## Exercises
1. In the Python-Dev message on type categories, how is a category defined mathematically?
2. Rewrite the entries from their first line through the line holding "annotation: pasiva <box>1056 78 1095 93</box>", inclusive, changing "aktiva" to "assets" and keeping everything else the same.

## Text passage
[Python-Dev] type categories

Wed, 14 Aug 2002 06:18:19 -0400

On Tue, Aug 13, 2002 at 03:45:29PM -0400, Michael McLay wrote:
> > So what I wonder is this:  Has there been much thought about making
> > these type categories more explicitly part of the type system?
> 
> The category names look like general purpose interface names. The addition of 
> interfaces has been discussed quite a bit. While many people are interested 
> in having interfaces added to Python, there are many design issues that will 
> have to be resolved before it happens. 

Nope. Type categories are fundamentally different from interfaces.  An 
interface must be declared by the type while a category can be an 
observation about an existing type. 

Two types that are defined independently in different libraries may in 
fact fit under the same category because they implement the same protocol.
With named interfaces they may in fact be compatible but they will not 
expose the same explicit interface. Requiring them to import the interface 
from a common source starts to sound more like Java than Python and would
introduce dependencies and interface version issues in a language that is 
wonderfully free from such arbitrary complexities.

Python is a dymanic language. It deserves a dynamic type category system,
not static interfaces that must be declared. It's fine to write a class and
somehow say "I intend this class to be in category X, please warn me if I 
write a method that will make it incompatible". But I don't want declarations 
to be a *requirement* for being considered compatible with a protocol. I 
have noticed that a lots of protocols are defined retroactively by 
observation of the behavior of existing code. There shoudln't be any need 
to go tag someone else's code as conforming to a protocol or put a wrapper
around it just to be able to use it.

A category is defined mathematically by a membership predicate. So what we
need for type categories is a system for writing predicates about types.

Standard Python expressions should not be used for defining a category
membership predicate. A Python expression is not a pure function. This
makes it impossible to cache the results of which type belongs to what
category for efficiency. Another problem is that many different expressions 
may be equivalent but if two independently defined categories use equivalent 
predicates they should *be* the same category.  They should be merged at 
runtime just like interned strings. 

About a year ago I worked on a system for predicates having a canonical 
representation for security applications. . While I was working on it I 
realized that it would be perfect for implementing a type category system
for Python. It would be useful at runtime for error detection and runtime
queries of protocols. It would also be useful at compile time for early
detection of some errors and possibly for optimization. By implementing
an optional strict mode the early error detection could be improved to the
point where it's effectively a static type system.

Just a quick example of the usefulness of canonical predicates: if I
calculate the intersection of two predicates and reduce it to canonical
form it will reduce to the FALSE predicate if no input will satisfy both
predicates. It will be equal to one of the predicate if it is contained
by the other.

I spent countless hours thinking about these issues, probably more than 
most people on this list... I think I have the foundation for a powerful 
yet unobtrusive type category system. Unfortunately it will take me some 
time to put it in writing and I don't have enough free time (who does?)

	Oren

## Information given
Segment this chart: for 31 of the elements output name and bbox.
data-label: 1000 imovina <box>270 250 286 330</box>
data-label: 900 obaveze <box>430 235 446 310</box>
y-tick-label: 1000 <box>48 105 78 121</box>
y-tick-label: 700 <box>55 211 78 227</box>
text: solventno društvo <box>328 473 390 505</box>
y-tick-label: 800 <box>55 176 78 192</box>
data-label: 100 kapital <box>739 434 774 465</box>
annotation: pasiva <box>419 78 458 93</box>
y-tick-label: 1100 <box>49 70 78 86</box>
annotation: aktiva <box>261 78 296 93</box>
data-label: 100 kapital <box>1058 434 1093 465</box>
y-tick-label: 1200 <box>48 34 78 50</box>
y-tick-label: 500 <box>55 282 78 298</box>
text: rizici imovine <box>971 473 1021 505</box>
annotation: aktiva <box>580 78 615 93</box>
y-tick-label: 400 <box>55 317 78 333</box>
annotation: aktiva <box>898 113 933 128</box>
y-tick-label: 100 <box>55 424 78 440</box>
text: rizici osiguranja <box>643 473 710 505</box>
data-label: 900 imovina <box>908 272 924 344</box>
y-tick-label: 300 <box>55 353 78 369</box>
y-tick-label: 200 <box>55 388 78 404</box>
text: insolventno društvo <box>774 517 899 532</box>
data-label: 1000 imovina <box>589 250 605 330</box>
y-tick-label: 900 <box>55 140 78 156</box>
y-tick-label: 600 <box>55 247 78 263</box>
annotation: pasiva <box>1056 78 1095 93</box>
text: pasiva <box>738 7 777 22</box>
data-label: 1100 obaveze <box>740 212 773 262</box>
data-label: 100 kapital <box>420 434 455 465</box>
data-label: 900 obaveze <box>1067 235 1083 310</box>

## Expected outputs
1. By a membership predicate.

2.
Segment this chart: for 31 of the elements output name and bbox.
data-label: 1000 imovina <box>270 250 286 330</box>
data-label: 900 obaveze <box>430 235 446 310</box>
y-tick-label: 1000 <box>48 105 78 121</box>
y-tick-label: 700 <box>55 211 78 227</box>
text: solventno društvo <box>328 473 390 505</box>
y-tick-label: 800 <box>55 176 78 192</box>
data-label: 100 kapital <box>739 434 774 465</box>
annotation: pasiva <box>419 78 458 93</box>
y-tick-label: 1100 <box>49 70 78 86</box>
annotation: assets <box>261 78 296 93</box>
data-label: 100 kapital <box>1058 434 1093 465</box>
y-tick-label: 1200 <box>48 34 78 50</box>
y-tick-label: 500 <box>55 282 78 298</box>
text: rizici imovine <box>971 473 1021 505</box>
annotation: assets <box>580 78 615 93</box>
y-tick-label: 400 <box>55 317 78 333</box>
annotation: assets <box>898 113 933 128</box>
y-tick-label: 100 <box>55 424 78 440</box>
text: rizici osiguranja <box>643 473 710 505</box>
data-label: 900 imovina <box>908 272 924 344</box>
y-tick-label: 300 <box>55 353 78 369</box>
y-tick-label: 200 <box>55 388 78 404</box>
text: insolventno društvo <box>774 517 899 532</box>
data-label: 1000 imovina <box>589 250 605 330</box>
y-tick-label: 900 <box>55 140 78 156</box>
y-tick-label: 600 <box>55 247 78 263</box>
annotation: pasiva <box>1056 78 1095 93</box>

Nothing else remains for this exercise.